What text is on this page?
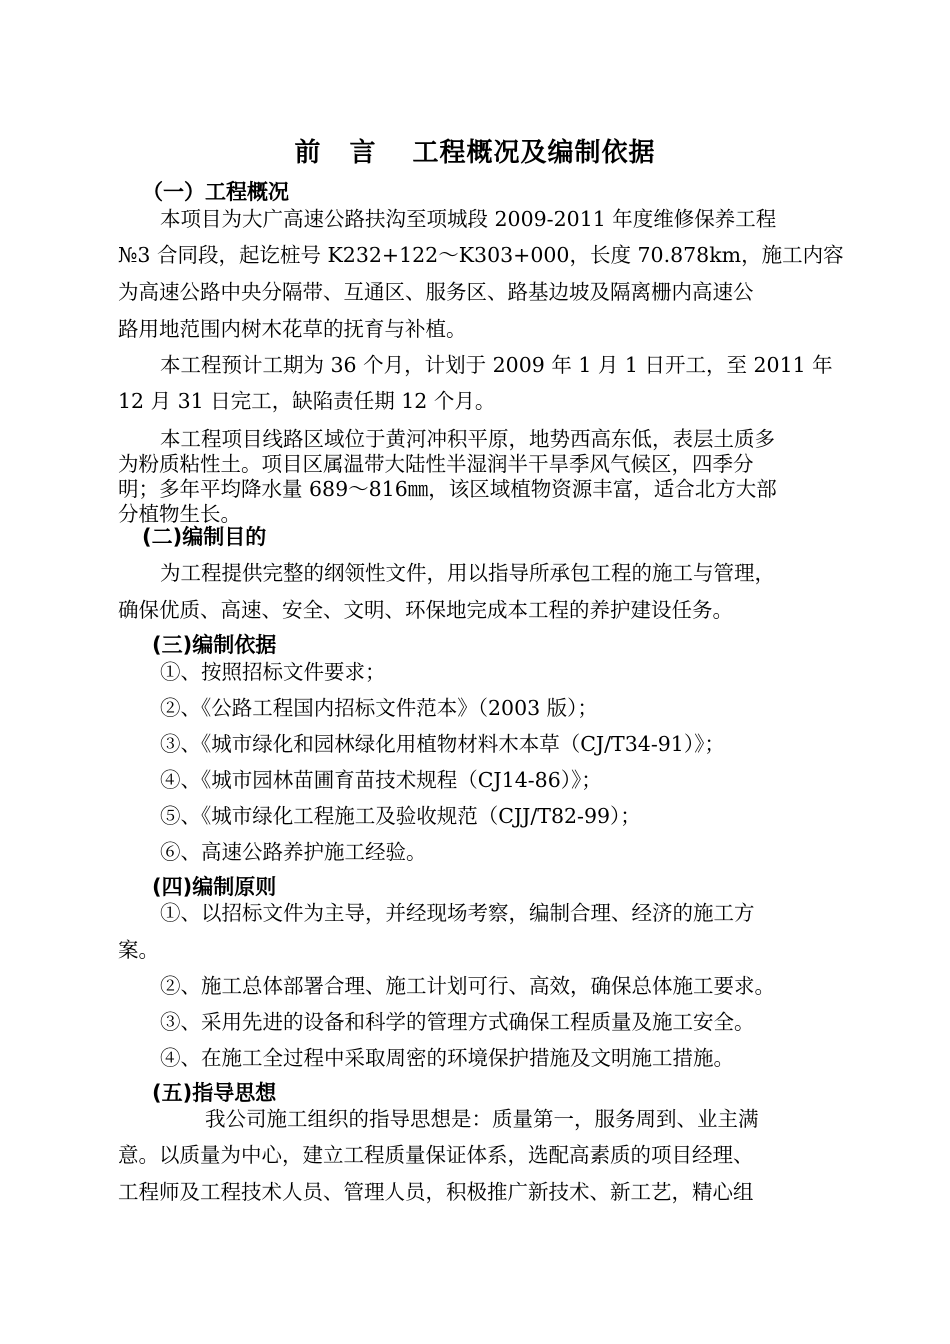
前 言 工程概况及编制依据
（一）工程概况
本项目为大广高速公路扶沟至项城段 2009-2011 年度维修保养工程
№3 合同段，起讫桩号 K232+122～K303+000，长度 70.878km，施工内容
为高速公路中央分隔带、互通区、服务区、路基边坡及隔离栅内高速公
路用地范围内树木花草的抚育与补植。
本工程预计工期为 36 个月，计划于 2009 年 1 月 1 日开工，至 2011 年
12 月 31 日完工，缺陷责任期 12 个月。
本工程项目线路区域位于黄河冲积平原，地势西高东低，表层土质多
为粉质粘性土。项目区属温带大陆性半湿润半干旱季风气候区，四季分
明；多年平均降水量 689～816㎜，该区域植物资源丰富，适合北方大部
分植物生长。
(二)编制目的
为工程提供完整的纲领性文件，用以指导所承包工程的施工与管理，
确保优质、高速、安全、文明、环保地完成本工程的养护建设任务。
(三)编制依据
①、按照招标文件要求；
②、《公路工程国内招标文件范本》（2003 版）；
③、《城市绿化和园林绿化用植物材料木本草（CJ/T34-91）》；
④、《城市园林苗圃育苗技术规程（CJ14-86）》；
⑤、《城市绿化工程施工及验收规范（CJJ/T82-99）；
⑥、高速公路养护施工经验。
(四)编制原则
①、以招标文件为主导，并经现场考察，编制合理、经济的施工方
案。
②、施工总体部署合理、施工计划可行、高效，确保总体施工要求。
③、采用先进的设备和科学的管理方式确保工程质量及施工安全。
④、在施工全过程中采取周密的环境保护措施及文明施工措施。
(五)指导思想
我公司施工组织的指导思想是：质量第一，服务周到、业主满
意。以质量为中心，建立工程质量保证体系，选配高素质的项目经理、
工程师及工程技术人员、管理人员，积极推广新技术、新工艺，精心组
☆ ☆ ☆ ☆ ☆
» **Your objective**
Return every line of the records exactly as given, pictures excluded.

» **Exercise result**
What text is on this page?
前 言 工程概况及编制依据
（一）工程概况
本项目为大广高速公路扶沟至项城段 2009-2011 年度维修保养工程
№3 合同段，起讫桩号 K232+122～K303+000，长度 70.878km，施工内容
为高速公路中央分隔带、互通区、服务区、路基边坡及隔离栅内高速公
路用地范围内树木花草的抚育与补植。
本工程预计工期为 36 个月，计划于 2009 年 1 月 1 日开工，至 2011 年
12 月 31 日完工，缺陷责任期 12 个月。
本工程项目线路区域位于黄河冲积平原，地势西高东低，表层土质多
为粉质粘性土。项目区属温带大陆性半湿润半干旱季风气候区，四季分
明；多年平均降水量 689～816㎜，该区域植物资源丰富，适合北方大部
分植物生长。
(二)编制目的
为工程提供完整的纲领性文件，用以指导所承包工程的施工与管理，
确保优质、高速、安全、文明、环保地完成本工程的养护建设任务。
(三)编制依据
①、按照招标文件要求；
②、《公路工程国内招标文件范本》（2003 版）；
③、《城市绿化和园林绿化用植物材料木本草（CJ/T34-91）》；
④、《城市园林苗圃育苗技术规程（CJ14-86）》；
⑤、《城市绿化工程施工及验收规范（CJJ/T82-99）；
⑥、高速公路养护施工经验。
(四)编制原则
①、以招标文件为主导，并经现场考察，编制合理、经济的施工方
案。
②、施工总体部署合理、施工计划可行、高效，确保总体施工要求。
③、采用先进的设备和科学的管理方式确保工程质量及施工安全。
④、在施工全过程中采取周密的环境保护措施及文明施工措施。
(五)指导思想
我公司施工组织的指导思想是：质量第一，服务周到、业主满
意。以质量为中心，建立工程质量保证体系，选配高素质的项目经理、
工程师及工程技术人员、管理人员，积极推广新技术、新工艺，精心组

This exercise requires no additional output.